To be done:
Present the following data again exactly as it is shown.

>> begin

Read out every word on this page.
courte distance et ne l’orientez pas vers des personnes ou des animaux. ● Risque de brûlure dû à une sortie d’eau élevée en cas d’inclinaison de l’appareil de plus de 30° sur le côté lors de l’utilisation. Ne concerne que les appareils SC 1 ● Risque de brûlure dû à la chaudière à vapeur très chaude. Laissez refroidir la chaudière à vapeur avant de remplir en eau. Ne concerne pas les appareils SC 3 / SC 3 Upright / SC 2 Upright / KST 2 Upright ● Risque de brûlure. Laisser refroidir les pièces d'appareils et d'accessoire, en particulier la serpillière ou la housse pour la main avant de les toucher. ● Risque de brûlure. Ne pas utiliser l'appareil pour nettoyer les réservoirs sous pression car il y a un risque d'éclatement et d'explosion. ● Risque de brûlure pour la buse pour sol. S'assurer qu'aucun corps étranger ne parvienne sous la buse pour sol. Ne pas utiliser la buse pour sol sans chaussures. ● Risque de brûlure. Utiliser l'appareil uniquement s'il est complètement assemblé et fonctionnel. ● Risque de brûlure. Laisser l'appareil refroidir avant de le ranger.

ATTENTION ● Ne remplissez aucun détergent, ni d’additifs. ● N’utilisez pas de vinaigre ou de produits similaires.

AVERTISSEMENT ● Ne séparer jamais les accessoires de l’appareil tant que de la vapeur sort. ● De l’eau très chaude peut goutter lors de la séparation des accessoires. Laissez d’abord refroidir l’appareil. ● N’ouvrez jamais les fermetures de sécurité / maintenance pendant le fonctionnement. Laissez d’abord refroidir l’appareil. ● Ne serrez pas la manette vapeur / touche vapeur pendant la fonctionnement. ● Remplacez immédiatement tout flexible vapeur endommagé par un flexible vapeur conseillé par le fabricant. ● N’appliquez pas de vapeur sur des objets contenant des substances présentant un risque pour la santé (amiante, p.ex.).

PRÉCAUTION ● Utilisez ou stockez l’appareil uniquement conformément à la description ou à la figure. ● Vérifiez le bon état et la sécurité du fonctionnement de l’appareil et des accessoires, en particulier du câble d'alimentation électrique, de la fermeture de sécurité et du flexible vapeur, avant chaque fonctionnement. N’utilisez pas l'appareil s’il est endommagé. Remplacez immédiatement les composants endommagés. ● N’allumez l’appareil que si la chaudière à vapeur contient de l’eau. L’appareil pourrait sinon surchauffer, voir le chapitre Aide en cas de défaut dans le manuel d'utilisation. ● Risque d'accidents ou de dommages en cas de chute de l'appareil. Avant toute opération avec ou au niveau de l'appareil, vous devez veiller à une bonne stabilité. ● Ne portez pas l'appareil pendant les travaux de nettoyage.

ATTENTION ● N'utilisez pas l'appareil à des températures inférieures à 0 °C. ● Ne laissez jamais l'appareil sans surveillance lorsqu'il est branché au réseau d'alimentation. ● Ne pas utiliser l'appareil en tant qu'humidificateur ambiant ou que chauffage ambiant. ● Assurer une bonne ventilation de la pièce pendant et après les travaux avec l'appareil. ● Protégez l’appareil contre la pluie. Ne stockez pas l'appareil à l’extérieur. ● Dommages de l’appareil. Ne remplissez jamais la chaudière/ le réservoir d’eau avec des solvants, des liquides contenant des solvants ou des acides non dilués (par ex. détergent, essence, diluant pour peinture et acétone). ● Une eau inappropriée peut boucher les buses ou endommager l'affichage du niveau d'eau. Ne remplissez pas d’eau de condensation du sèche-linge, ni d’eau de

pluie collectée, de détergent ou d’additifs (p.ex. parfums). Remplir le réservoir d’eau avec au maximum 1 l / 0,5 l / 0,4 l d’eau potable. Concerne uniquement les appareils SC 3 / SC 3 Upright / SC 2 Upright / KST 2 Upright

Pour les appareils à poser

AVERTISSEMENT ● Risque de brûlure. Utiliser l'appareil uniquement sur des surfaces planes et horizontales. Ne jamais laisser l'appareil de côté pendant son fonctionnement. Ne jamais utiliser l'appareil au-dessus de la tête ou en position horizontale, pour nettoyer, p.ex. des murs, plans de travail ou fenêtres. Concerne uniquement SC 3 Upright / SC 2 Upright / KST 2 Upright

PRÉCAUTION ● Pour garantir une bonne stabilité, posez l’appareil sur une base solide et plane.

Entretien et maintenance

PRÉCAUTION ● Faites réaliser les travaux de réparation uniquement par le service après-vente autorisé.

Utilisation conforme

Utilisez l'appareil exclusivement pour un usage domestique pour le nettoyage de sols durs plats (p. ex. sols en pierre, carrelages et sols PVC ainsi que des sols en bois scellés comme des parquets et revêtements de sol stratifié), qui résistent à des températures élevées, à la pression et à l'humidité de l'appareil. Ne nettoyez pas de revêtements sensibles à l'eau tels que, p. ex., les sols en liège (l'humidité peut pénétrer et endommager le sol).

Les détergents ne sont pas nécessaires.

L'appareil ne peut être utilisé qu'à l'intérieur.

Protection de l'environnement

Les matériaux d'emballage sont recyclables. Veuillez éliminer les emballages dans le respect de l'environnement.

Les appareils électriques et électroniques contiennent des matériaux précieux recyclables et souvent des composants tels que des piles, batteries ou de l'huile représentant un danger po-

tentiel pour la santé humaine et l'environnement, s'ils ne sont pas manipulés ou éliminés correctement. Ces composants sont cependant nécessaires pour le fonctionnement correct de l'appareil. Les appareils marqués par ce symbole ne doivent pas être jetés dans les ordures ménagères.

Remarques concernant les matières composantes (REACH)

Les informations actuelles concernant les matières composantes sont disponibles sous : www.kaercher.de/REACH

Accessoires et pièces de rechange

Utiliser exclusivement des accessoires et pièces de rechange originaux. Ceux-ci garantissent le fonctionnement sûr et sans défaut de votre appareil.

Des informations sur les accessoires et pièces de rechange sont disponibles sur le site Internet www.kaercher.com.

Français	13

>> end

Task output:
Read out every word on this page.
courte distance et ne l’orientez pas vers des personnes ou des animaux. ● Risque de brûlure dû à une sortie d’eau élevée en cas d’inclinaison de l’appareil de plus de 30° sur le côté lors de l’utilisation. Ne concerne que les appareils SC 1 ● Risque de brûlure dû à la chaudière à vapeur très chaude. Laissez refroidir la chaudière à vapeur avant de remplir en eau. Ne concerne pas les appareils SC 3 / SC 3 Upright / SC 2 Upright / KST 2 Upright ● Risque de brûlure. Laisser refroidir les pièces d'appareils et d'accessoire, en particulier la serpillière ou la housse pour la main avant de les toucher. ● Risque de brûlure. Ne pas utiliser l'appareil pour nettoyer les réservoirs sous pression car il y a un risque d'éclatement et d'explosion. ● Risque de brûlure pour la buse pour sol. S'assurer qu'aucun corps étranger ne parvienne sous la buse pour sol. Ne pas utiliser la buse pour sol sans chaussures. ● Risque de brûlure. Utiliser l'appareil uniquement s'il est complètement assemblé et fonctionnel. ● Risque de brûlure. Laisser l'appareil refroidir avant de le ranger.

ATTENTION ● Ne remplissez aucun détergent, ni d’additifs. ● N’utilisez pas de vinaigre ou de produits similaires.

AVERTISSEMENT ● Ne séparer jamais les accessoires de l’appareil tant que de la vapeur sort. ● De l’eau très chaude peut goutter lors de la séparation des accessoires. Laissez d’abord refroidir l’appareil. ● N’ouvrez jamais les fermetures de sécurité / maintenance pendant le fonctionnement. Laissez d’abord refroidir l’appareil. ● Ne serrez pas la manette vapeur / touche vapeur pendant la fonctionnement. ● Remplacez immédiatement tout flexible vapeur endommagé par un flexible vapeur conseillé par le fabricant. ● N’appliquez pas de vapeur sur des objets contenant des substances présentant un risque pour la santé (amiante, p.ex.).

PRÉCAUTION ● Utilisez ou stockez l’appareil uniquement conformément à la description ou à la figure. ● Vérifiez le bon état et la sécurité du fonctionnement de l’appareil et des accessoires, en particulier du câble d'alimentation électrique, de la fermeture de sécurité et du flexible vapeur, avant chaque fonctionnement. N’utilisez pas l'appareil s’il est endommagé. Remplacez immédiatement les composants endommagés. ● N’allumez l’appareil que si la chaudière à vapeur contient de l’eau. L’appareil pourrait sinon surchauffer, voir le chapitre Aide en cas de défaut dans le manuel d'utilisation. ● Risque d'accidents ou de dommages en cas de chute de l'appareil. Avant toute opération avec ou au niveau de l'appareil, vous devez veiller à une bonne stabilité. ● Ne portez pas l'appareil pendant les travaux de nettoyage.

ATTENTION ● N'utilisez pas l'appareil à des températures inférieures à 0 °C. ● Ne laissez jamais l'appareil sans surveillance lorsqu'il est branché au réseau d'alimentation. ● Ne pas utiliser l'appareil en tant qu'humidificateur ambiant ou que chauffage ambiant. ● Assurer une bonne ventilation de la pièce pendant et après les travaux avec l'appareil. ● Protégez l’appareil contre la pluie. Ne stockez pas l'appareil à l’extérieur. ● Dommages de l’appareil. Ne remplissez jamais la chaudière/ le réservoir d’eau avec des solvants, des liquides contenant des solvants ou des acides non dilués (par ex. détergent, essence, diluant pour peinture et acétone). ● Une eau inappropriée peut boucher les buses ou endommager l'affichage du niveau d'eau. Ne remplissez pas d’eau de condensation du sèche-linge, ni d’eau de

pluie collectée, de détergent ou d’additifs (p.ex. parfums). Remplir le réservoir d’eau avec au maximum 1 l / 0,5 l / 0,4 l d’eau potable. Concerne uniquement les appareils SC 3 / SC 3 Upright / SC 2 Upright / KST 2 Upright

Pour les appareils à poser

AVERTISSEMENT ● Risque de brûlure. Utiliser l'appareil uniquement sur des surfaces planes et horizontales. Ne jamais laisser l'appareil de côté pendant son fonctionnement. Ne jamais utiliser l'appareil au-dessus de la tête ou en position horizontale, pour nettoyer, p.ex. des murs, plans de travail ou fenêtres. Concerne uniquement SC 3 Upright / SC 2 Upright / KST 2 Upright

PRÉCAUTION ● Pour garantir une bonne stabilité, posez l’appareil sur une base solide et plane.

Entretien et maintenance

PRÉCAUTION ● Faites réaliser les travaux de réparation uniquement par le service après-vente autorisé.

Utilisation conforme

Utilisez l'appareil exclusivement pour un usage domestique pour le nettoyage de sols durs plats (p. ex. sols en pierre, carrelages et sols PVC ainsi que des sols en bois scellés comme des parquets et revêtements de sol stratifié), qui résistent à des températures élevées, à la pression et à l'humidité de l'appareil. Ne nettoyez pas de revêtements sensibles à l'eau tels que, p. ex., les sols en liège (l'humidité peut pénétrer et endommager le sol).

Les détergents ne sont pas nécessaires.

L'appareil ne peut être utilisé qu'à l'intérieur.

Protection de l'environnement

Les matériaux d'emballage sont recyclables. Veuillez éliminer les emballages dans le respect de l'environnement.

Les appareils électriques et électroniques contiennent des matériaux précieux recyclables et souvent des composants tels que des piles, batteries ou de l'huile représentant un danger po-

tentiel pour la santé humaine et l'environnement, s'ils ne sont pas manipulés ou éliminés correctement. Ces composants sont cependant nécessaires pour le fonctionnement correct de l'appareil. Les appareils marqués par ce symbole ne doivent pas être jetés dans les ordures ménagères.

Remarques concernant les matières composantes (REACH)

Les informations actuelles concernant les matières composantes sont disponibles sous : www.kaercher.de/REACH

Accessoires et pièces de rechange

Utiliser exclusivement des accessoires et pièces de rechange originaux. Ceux-ci garantissent le fonctionnement sûr et sans défaut de votre appareil.

Des informations sur les accessoires et pièces de rechange sont disponibles sur le site Internet www.kaercher.com.

Français	13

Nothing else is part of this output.